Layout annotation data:

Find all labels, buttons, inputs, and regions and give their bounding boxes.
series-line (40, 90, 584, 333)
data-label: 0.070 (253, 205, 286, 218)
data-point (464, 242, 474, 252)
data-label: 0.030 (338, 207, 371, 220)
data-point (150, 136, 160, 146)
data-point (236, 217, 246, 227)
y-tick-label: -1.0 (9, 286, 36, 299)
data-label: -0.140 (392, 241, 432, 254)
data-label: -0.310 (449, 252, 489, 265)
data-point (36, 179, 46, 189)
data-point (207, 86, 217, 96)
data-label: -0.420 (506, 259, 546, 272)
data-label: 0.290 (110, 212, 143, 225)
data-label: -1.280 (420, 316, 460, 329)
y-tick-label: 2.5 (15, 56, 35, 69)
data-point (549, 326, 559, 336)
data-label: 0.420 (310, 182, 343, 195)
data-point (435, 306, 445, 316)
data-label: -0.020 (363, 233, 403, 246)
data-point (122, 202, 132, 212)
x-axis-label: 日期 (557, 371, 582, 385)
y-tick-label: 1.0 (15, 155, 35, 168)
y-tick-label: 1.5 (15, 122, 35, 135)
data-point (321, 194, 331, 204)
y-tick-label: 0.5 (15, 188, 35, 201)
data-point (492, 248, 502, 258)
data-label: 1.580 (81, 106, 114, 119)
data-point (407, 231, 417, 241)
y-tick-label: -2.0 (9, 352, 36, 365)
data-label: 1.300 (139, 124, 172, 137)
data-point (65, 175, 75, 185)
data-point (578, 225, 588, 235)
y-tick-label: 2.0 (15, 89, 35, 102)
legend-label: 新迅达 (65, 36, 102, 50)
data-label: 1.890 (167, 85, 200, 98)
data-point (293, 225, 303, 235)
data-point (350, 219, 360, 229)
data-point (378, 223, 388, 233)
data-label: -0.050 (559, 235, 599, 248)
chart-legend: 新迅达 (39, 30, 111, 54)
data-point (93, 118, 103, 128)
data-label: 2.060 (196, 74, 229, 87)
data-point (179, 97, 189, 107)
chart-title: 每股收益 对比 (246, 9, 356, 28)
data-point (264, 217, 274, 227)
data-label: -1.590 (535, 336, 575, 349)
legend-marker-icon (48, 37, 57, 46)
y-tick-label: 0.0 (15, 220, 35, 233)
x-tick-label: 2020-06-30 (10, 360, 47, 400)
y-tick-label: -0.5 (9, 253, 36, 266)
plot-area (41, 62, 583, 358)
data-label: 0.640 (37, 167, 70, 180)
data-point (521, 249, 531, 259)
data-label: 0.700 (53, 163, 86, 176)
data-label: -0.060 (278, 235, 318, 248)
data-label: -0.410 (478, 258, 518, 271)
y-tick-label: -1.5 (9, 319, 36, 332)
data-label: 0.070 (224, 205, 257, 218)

*Work to be completed*.
Pick out every line in the material that contains the string "chart", matching case, and copy each one in full.

*Completed task*.
chart-legend: 新迅达 (39, 30, 111, 54)
chart-title: 每股收益 对比 (246, 9, 356, 28)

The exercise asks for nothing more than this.